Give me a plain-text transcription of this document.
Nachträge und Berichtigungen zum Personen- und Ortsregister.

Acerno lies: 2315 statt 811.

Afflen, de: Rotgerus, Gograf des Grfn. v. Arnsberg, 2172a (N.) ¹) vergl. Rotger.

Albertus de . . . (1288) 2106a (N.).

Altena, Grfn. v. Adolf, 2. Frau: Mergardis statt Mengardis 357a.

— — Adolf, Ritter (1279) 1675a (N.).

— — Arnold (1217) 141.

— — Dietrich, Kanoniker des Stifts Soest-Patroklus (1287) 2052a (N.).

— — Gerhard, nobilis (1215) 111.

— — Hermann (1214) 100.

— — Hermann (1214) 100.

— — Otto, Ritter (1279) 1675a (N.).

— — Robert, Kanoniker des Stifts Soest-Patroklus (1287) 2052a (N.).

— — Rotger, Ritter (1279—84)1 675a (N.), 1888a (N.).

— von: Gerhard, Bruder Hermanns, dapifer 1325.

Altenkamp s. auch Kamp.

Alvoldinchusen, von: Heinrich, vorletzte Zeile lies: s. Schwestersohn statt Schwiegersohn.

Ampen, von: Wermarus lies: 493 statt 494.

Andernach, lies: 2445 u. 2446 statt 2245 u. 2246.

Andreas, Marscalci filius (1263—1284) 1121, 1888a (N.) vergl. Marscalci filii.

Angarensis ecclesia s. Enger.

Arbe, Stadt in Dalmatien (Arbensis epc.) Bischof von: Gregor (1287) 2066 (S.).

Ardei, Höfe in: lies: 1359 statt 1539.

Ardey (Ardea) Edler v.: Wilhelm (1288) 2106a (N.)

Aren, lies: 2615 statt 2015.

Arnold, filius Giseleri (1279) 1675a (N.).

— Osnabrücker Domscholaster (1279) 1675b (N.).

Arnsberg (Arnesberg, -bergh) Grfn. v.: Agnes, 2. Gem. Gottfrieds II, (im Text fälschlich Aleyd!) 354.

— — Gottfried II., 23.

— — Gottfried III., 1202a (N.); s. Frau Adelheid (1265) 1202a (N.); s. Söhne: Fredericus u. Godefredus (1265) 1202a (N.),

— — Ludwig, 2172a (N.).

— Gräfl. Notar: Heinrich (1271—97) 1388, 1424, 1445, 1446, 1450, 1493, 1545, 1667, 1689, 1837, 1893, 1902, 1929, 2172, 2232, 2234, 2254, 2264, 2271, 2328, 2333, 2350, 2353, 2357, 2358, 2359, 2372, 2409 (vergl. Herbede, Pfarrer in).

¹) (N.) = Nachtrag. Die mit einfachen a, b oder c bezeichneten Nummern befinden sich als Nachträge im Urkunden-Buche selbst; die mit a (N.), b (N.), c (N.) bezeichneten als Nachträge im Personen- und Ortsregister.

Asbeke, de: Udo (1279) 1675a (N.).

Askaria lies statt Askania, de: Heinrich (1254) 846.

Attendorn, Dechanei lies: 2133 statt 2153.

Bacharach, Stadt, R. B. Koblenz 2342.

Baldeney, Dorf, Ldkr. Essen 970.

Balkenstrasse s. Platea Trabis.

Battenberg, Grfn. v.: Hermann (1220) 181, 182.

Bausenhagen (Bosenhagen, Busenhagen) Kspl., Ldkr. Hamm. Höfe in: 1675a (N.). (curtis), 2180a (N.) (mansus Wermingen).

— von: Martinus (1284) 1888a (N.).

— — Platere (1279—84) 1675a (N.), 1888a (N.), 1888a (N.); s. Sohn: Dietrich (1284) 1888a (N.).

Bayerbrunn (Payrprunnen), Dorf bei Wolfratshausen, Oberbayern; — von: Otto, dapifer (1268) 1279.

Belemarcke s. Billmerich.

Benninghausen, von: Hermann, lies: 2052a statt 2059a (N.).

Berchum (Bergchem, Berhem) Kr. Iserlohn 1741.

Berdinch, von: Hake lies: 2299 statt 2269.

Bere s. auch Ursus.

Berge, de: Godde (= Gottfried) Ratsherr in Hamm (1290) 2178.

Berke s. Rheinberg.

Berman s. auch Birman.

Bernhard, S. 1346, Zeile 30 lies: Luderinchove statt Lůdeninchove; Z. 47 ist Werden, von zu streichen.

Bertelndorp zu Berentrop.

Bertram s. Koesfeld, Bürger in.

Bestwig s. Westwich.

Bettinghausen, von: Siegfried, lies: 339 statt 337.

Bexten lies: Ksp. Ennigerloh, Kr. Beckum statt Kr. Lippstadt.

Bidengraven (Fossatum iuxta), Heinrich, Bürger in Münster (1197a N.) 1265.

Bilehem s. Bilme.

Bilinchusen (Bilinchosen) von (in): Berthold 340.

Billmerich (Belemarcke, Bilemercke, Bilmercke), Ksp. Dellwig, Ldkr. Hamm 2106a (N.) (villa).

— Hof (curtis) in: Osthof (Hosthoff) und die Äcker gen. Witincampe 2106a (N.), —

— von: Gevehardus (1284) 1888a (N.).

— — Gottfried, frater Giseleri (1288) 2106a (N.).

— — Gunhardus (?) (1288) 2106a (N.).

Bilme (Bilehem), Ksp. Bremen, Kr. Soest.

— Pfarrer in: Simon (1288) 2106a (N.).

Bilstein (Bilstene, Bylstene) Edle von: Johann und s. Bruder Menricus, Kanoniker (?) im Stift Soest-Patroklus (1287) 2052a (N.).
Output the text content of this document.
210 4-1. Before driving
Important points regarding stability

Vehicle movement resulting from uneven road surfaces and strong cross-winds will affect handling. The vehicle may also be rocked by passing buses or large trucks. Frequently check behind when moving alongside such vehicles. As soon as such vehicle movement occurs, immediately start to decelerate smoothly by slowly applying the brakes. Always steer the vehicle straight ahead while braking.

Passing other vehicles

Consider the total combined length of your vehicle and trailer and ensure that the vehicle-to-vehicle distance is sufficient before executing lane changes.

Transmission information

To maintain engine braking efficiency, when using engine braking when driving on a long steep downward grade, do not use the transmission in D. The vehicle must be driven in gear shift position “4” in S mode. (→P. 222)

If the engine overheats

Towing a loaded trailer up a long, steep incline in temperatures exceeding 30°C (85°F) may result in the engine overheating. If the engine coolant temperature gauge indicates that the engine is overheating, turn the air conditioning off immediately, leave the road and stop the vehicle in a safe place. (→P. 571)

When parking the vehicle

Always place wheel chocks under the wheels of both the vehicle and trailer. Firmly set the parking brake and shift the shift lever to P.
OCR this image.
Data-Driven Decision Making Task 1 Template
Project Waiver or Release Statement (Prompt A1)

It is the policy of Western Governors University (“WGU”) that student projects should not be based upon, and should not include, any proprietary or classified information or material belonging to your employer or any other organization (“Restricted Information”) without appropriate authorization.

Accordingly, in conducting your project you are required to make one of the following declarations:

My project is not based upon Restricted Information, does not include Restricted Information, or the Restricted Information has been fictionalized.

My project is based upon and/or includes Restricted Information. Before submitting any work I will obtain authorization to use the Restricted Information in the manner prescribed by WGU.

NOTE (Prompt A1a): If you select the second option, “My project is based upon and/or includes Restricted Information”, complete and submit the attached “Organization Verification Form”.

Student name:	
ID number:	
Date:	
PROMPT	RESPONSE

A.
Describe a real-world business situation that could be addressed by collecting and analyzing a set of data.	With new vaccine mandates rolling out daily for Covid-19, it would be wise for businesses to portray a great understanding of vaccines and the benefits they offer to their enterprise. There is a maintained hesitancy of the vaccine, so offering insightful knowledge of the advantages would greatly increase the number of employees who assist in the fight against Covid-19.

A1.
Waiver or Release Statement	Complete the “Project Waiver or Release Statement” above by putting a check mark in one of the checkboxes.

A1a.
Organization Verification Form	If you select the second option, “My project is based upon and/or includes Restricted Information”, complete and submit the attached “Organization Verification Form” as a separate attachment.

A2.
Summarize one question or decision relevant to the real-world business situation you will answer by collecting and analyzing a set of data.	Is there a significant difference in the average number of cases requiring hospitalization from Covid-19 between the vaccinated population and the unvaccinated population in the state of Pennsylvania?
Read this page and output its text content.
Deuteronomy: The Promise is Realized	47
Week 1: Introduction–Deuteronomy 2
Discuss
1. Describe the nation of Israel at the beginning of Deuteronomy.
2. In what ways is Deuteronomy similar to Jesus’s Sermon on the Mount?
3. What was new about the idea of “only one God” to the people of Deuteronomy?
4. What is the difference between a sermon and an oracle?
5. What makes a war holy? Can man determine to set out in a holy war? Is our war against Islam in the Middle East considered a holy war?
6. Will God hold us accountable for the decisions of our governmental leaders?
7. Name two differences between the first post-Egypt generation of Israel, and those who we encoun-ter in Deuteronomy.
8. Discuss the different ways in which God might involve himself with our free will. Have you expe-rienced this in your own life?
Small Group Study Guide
※
Scan the material line by line and report each one that contains "shift".

(WRITTEN ANSWER)
To maintain engine braking efficiency, when using engine braking when driving on a long steep downward grade, do not use the transmission in D. The vehicle must be driven in gear shift position “4” in S mode. (→P. 222)
Always place wheel chocks under the wheels of both the vehicle and trailer. Firmly set the parking brake and shift the shift lever to P.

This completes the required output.